Entries from a dataset
- - - - - - -

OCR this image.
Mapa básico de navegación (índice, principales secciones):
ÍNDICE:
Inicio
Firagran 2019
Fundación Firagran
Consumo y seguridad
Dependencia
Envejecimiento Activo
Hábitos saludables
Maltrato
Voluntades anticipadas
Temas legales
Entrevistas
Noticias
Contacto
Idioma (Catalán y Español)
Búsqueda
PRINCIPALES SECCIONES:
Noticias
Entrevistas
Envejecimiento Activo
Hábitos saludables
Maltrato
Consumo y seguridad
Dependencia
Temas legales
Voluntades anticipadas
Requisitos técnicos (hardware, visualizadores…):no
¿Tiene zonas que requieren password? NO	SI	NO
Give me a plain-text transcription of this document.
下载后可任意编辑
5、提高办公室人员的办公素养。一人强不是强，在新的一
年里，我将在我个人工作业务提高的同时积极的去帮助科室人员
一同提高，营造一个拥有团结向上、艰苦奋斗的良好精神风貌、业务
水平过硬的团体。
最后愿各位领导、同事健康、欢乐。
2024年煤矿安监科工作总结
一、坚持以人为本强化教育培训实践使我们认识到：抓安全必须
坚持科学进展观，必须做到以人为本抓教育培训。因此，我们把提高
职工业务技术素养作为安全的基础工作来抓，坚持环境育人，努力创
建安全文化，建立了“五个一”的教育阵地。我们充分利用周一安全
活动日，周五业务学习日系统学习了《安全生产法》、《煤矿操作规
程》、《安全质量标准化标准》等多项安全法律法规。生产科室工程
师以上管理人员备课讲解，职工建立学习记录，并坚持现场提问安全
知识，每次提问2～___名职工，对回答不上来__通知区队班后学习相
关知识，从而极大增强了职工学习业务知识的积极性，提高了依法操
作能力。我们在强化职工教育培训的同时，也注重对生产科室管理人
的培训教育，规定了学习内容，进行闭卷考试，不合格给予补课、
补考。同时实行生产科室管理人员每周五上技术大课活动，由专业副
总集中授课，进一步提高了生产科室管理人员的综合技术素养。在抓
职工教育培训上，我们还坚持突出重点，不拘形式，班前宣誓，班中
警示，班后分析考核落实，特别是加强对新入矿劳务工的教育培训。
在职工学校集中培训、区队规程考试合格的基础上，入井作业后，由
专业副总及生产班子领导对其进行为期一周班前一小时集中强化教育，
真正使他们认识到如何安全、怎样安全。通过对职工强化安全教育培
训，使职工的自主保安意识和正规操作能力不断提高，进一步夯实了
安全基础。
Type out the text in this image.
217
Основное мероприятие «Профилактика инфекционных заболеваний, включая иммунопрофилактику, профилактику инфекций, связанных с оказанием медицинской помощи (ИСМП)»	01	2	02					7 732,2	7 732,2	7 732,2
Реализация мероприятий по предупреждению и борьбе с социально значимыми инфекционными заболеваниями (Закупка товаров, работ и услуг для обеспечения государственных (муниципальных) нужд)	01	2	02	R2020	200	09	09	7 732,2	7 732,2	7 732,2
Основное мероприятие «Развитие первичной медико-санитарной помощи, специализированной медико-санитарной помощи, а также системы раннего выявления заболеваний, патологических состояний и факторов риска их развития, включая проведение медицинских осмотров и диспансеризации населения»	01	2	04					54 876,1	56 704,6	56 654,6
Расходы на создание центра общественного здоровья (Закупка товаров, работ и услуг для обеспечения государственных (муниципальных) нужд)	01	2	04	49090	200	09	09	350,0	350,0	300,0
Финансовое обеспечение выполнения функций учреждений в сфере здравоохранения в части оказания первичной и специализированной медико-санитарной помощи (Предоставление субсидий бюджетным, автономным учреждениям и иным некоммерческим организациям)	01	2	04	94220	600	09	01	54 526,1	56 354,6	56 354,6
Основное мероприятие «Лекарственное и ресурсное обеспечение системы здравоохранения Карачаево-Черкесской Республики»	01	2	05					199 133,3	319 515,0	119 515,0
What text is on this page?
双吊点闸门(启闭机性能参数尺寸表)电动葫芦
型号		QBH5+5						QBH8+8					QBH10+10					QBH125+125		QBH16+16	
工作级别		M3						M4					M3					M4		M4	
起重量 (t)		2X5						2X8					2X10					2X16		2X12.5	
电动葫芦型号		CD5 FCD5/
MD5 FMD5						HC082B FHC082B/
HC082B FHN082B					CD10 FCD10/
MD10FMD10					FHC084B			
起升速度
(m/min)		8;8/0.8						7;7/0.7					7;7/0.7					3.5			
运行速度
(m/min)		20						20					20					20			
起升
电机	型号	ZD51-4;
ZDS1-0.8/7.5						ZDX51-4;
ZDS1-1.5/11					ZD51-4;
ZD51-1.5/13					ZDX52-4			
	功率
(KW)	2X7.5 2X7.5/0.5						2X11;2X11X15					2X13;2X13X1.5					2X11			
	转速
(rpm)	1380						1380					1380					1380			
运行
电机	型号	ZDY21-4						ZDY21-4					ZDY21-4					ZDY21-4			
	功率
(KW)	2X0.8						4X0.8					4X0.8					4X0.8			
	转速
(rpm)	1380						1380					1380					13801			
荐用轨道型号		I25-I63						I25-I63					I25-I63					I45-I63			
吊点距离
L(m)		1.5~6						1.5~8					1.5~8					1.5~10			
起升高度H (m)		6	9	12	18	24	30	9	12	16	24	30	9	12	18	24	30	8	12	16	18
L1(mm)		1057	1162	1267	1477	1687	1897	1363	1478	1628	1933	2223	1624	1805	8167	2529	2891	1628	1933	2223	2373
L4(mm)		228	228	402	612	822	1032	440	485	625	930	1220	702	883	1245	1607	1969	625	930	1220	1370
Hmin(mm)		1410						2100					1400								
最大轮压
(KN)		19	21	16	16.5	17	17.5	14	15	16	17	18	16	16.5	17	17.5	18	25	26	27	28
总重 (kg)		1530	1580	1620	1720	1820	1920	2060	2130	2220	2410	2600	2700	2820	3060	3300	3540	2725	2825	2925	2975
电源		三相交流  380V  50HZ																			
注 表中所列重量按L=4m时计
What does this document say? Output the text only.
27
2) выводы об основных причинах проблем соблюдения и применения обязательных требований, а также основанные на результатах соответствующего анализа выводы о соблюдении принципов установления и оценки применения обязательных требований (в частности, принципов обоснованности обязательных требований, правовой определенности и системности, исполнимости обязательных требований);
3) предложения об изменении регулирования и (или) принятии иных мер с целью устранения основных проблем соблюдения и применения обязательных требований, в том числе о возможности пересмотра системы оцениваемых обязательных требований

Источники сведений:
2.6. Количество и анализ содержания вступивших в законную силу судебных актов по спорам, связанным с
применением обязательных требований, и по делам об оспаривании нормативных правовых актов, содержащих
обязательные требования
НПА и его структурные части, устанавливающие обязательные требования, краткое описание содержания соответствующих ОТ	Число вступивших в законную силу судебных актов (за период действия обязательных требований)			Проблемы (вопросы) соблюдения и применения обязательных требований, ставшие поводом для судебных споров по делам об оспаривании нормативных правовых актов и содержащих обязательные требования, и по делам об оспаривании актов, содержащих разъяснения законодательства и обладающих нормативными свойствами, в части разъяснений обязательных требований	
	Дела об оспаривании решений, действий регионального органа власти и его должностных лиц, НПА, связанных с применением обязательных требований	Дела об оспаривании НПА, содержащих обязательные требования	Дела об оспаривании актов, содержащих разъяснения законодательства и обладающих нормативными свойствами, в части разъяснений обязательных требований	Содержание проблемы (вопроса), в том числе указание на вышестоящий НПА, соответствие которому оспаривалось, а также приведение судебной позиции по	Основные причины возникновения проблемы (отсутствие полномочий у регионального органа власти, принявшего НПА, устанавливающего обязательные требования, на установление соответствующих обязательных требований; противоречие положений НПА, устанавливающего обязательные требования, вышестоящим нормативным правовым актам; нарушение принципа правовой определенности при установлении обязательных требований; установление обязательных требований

- - - - - - -

## [TASK]
Make a copy of each line that contains the string "части".

## [SOLUTION TO THIS TASK]
Финансовое обеспечение выполнения функций учреждений в сфере здравоохранения в части оказания первичной и специализированной медико-санитарной помощи (Предоставление субсидий бюджетным, автономным учреждениям и иным некоммерческим организациям)	01	2	04	94220	600	09	01	54 526,1	56 354,6	56 354,6
НПА и его структурные части, устанавливающие обязательные требования, краткое описание содержания соответствующих ОТ	Число вступивших в законную силу судебных актов (за период действия обязательных требований)			Проблемы (вопросы) соблюдения и применения обязательных требований, ставшие поводом для судебных споров по делам об оспаривании нормативных правовых актов и содержащих обязательные требования, и по делам об оспаривании актов, содержащих разъяснения законодательства и обладающих нормативными свойствами, в части разъяснений обязательных требований	
	Дела об оспаривании решений, действий регионального органа власти и его должностных лиц, НПА, связанных с применением обязательных требований	Дела об оспаривании НПА, содержащих обязательные требования	Дела об оспаривании актов, содержащих разъяснения законодательства и обладающих нормативными свойствами, в части разъяснений обязательных требований	Содержание проблемы (вопроса), в том числе указание на вышестоящий НПА, соответствие которому оспаривалось, а также приведение судебной позиции по	Основные причины возникновения проблемы (отсутствие полномочий у регионального органа власти, принявшего НПА, устанавливающего обязательные требования, на установление соответствующих обязательных требований; противоречие положений НПА, устанавливающего обязательные требования, вышестоящим нормативным правовым актам; нарушение принципа правовой определенности при установлении обязательных требований; установление обязательных требований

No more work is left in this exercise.